═══ AVAILABLE DATA
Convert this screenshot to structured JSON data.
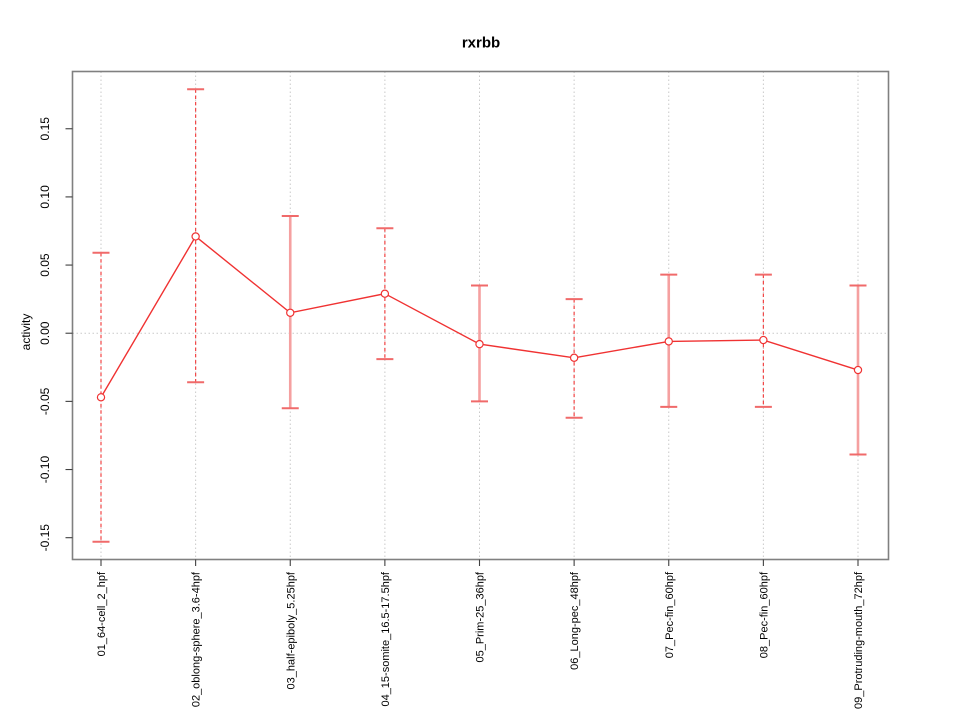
{
  "title": "rxrbb",
  "chart_data": {
    "type": "line",
    "title": "rxrbb",
    "xlabel": "",
    "ylabel": "activity",
    "ylim": [
      -0.166,
      0.192
    ],
    "yticks": [
      0.15,
      0.1,
      0.05,
      0.0,
      -0.05,
      -0.1,
      -0.15
    ],
    "grid": "dotted vertical line at each category; dotted horizontal line at y=0",
    "legend_position": "none",
    "categories": [
      "01_64-cell_2_hpf",
      "02_oblong-sphere_3.6-4hpf",
      "03_half-epiboly_5.25hpf",
      "04_15-somite_16.5-17.5hpf",
      "05_Prim-25_36hpf",
      "06_Long-pec_48hpf",
      "07_Pec-fin_60hpf",
      "08_Pec-fin_60hpf",
      "09_Protruding-mouth_72hpf"
    ],
    "series": [
      {
        "name": "activity",
        "marker": "open-circle",
        "values": [
          -0.047,
          0.071,
          0.015,
          0.029,
          -0.008,
          -0.018,
          -0.006,
          -0.005,
          -0.027
        ],
        "error_upper": [
          0.059,
          0.179,
          0.086,
          0.077,
          0.035,
          0.025,
          0.043,
          0.043,
          0.035
        ],
        "error_lower": [
          -0.153,
          -0.036,
          -0.055,
          -0.019,
          -0.05,
          -0.062,
          -0.054,
          -0.054,
          -0.089
        ],
        "error_bar_styles": [
          "dashed",
          "dashed",
          "solid",
          "dashed",
          "solid",
          "dashed",
          "solid",
          "dashed",
          "solid"
        ]
      }
    ],
    "colors": {
      "series_line": "#f03232",
      "marker_stroke": "#f03232",
      "error_bar_dashed": "#f24545",
      "error_bar_solid": "#f5a0a0",
      "error_bar_cap": "#f06a6a",
      "gridline": "#c9c9c9",
      "plot_border": "#808080",
      "tick": "#404040",
      "text": "#000000",
      "background": "#ffffff"
    }
  }
}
══════
> EXERCISE REQUIREMENTS: Using the data above, write out every line exactly, leaving the images behind.

> TASK SOLUTION:
Convert this screenshot to structured JSON data.
{
  "title": "rxrbb",
  "chart_data": {
    "type": "line",
    "title": "rxrbb",
    "xlabel": "",
    "ylabel": "activity",
    "ylim": [
      -0.166,
      0.192
    ],
    "yticks": [
      0.15,
      0.1,
      0.05,
      0.0,
      -0.05,
      -0.1,
      -0.15
    ],
    "grid": "dotted vertical line at each category; dotted horizontal line at y=0",
    "legend_position": "none",
    "categories": [
      "01_64-cell_2_hpf",
      "02_oblong-sphere_3.6-4hpf",
      "03_half-epiboly_5.25hpf",
      "04_15-somite_16.5-17.5hpf",
      "05_Prim-25_36hpf",
      "06_Long-pec_48hpf",
      "07_Pec-fin_60hpf",
      "08_Pec-fin_60hpf",
      "09_Protruding-mouth_72hpf"
    ],
    "series": [
      {
        "name": "activity",
        "marker": "open-circle",
        "values": [
          -0.047,
          0.071,
          0.015,
          0.029,
          -0.008,
          -0.018,
          -0.006,
          -0.005,
          -0.027
        ],
        "error_upper": [
          0.059,
          0.179,
          0.086,
          0.077,
          0.035,
          0.025,
          0.043,
          0.043,
          0.035
        ],
        "error_lower": [
          -0.153,
          -0.036,
          -0.055,
          -0.019,
          -0.05,
          -0.062,
          -0.054,
          -0.054,
          -0.089
        ],
        "error_bar_styles": [
          "dashed",
          "dashed",
          "solid",
          "dashed",
          "solid",
          "dashed",
          "solid",
          "dashed",
          "solid"
        ]
      }
    ],
    "colors": {
      "series_line": "#f03232",
      "marker_stroke": "#f03232",
      "error_bar_dashed": "#f24545",
      "error_bar_solid": "#f5a0a0",
      "error_bar_cap": "#f06a6a",
      "gridline": "#c9c9c9",
      "plot_border": "#808080",
      "tick": "#404040",
      "text": "#000000",
      "background": "#ffffff"
    }
  }
}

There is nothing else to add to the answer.